Exercise instructions:
Skip the pictures. Transcribe the rest of the data below without changing a word.

Data for the task:
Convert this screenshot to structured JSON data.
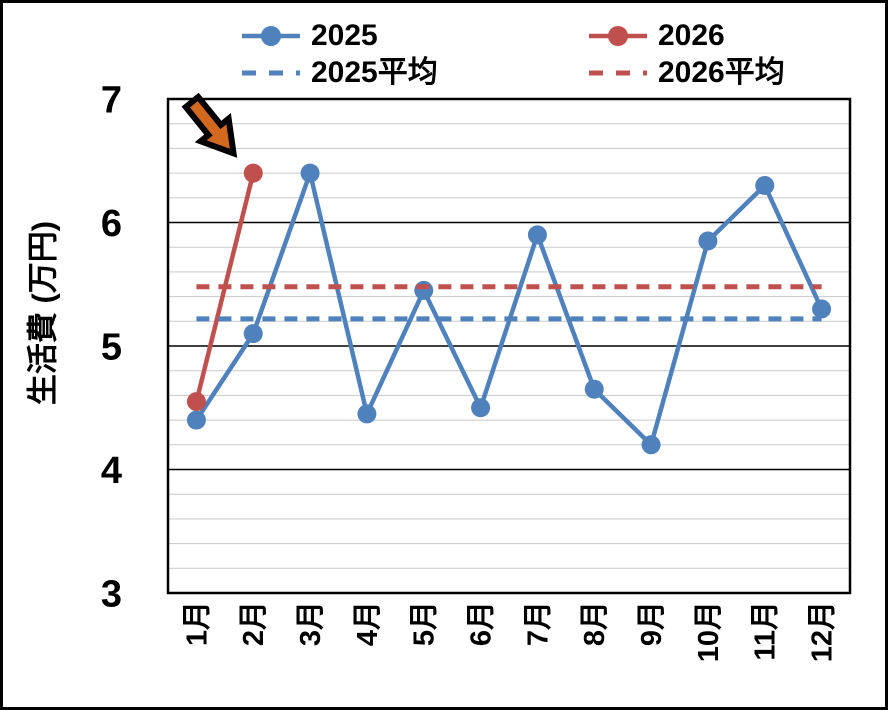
{
  "page": {
    "background": "#FFFFFF",
    "frame_border_color": "#000000"
  },
  "chart_data": {
    "type": "line",
    "title": "",
    "ylabel": "生活費 (万円)",
    "xlabel": "",
    "categories": [
      "1月",
      "2月",
      "3月",
      "4月",
      "5月",
      "6月",
      "7月",
      "8月",
      "9月",
      "10月",
      "11月",
      "12月"
    ],
    "series": [
      {
        "name": "2025",
        "color": "#4F81BD",
        "line": "solid",
        "marker": "circle",
        "values": [
          4.4,
          5.1,
          6.4,
          4.45,
          5.45,
          4.5,
          5.9,
          4.65,
          4.2,
          5.85,
          6.3,
          5.3
        ]
      },
      {
        "name": "2026",
        "color": "#C0504D",
        "line": "solid",
        "marker": "circle",
        "values": [
          4.55,
          6.4,
          null,
          null,
          null,
          null,
          null,
          null,
          null,
          null,
          null,
          null
        ]
      },
      {
        "name": "2025平均",
        "color": "#4F81BD",
        "line": "dashed",
        "marker": "none",
        "avg_value": 5.22
      },
      {
        "name": "2026平均",
        "color": "#C0504D",
        "line": "dashed",
        "marker": "none",
        "avg_value": 5.48
      }
    ],
    "ylim": [
      3,
      7
    ],
    "yticks": [
      3,
      4,
      5,
      6,
      7
    ],
    "minor_gridline_step": 0.2,
    "grid": {
      "major": true,
      "minor": true,
      "major_color": "#000000",
      "minor_color": "#C9C9C9",
      "border_color": "#000000"
    },
    "legend_position": "top",
    "annotation": {
      "shape": "block-arrow",
      "direction": "down-right",
      "fill": "#D2691E",
      "outline": "#000000",
      "points_at": "2026 2月 data point"
    }
  }
}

Reply to the task:
Convert this screenshot to structured JSON data.
{
  "page": {
    "background": "#FFFFFF",
    "frame_border_color": "#000000"
  },
  "chart_data": {
    "type": "line",
    "title": "",
    "ylabel": "生活費 (万円)",
    "xlabel": "",
    "categories": [
      "1月",
      "2月",
      "3月",
      "4月",
      "5月",
      "6月",
      "7月",
      "8月",
      "9月",
      "10月",
      "11月",
      "12月"
    ],
    "series": [
      {
        "name": "2025",
        "color": "#4F81BD",
        "line": "solid",
        "marker": "circle",
        "values": [
          4.4,
          5.1,
          6.4,
          4.45,
          5.45,
          4.5,
          5.9,
          4.65,
          4.2,
          5.85,
          6.3,
          5.3
        ]
      },
      {
        "name": "2026",
        "color": "#C0504D",
        "line": "solid",
        "marker": "circle",
        "values": [
          4.55,
          6.4,
          null,
          null,
          null,
          null,
          null,
          null,
          null,
          null,
          null,
          null
        ]
      },
      {
        "name": "2025平均",
        "color": "#4F81BD",
        "line": "dashed",
        "marker": "none",
        "avg_value": 5.22
      },
      {
        "name": "2026平均",
        "color": "#C0504D",
        "line": "dashed",
        "marker": "none",
        "avg_value": 5.48
      }
    ],
    "ylim": [
      3,
      7
    ],
    "yticks": [
      3,
      4,
      5,
      6,
      7
    ],
    "minor_gridline_step": 0.2,
    "grid": {
      "major": true,
      "minor": true,
      "major_color": "#000000",
      "minor_color": "#C9C9C9",
      "border_color": "#000000"
    },
    "legend_position": "top",
    "annotation": {
      "shape": "block-arrow",
      "direction": "down-right",
      "fill": "#D2691E",
      "outline": "#000000",
      "points_at": "2026 2月 data point"
    }
  }
}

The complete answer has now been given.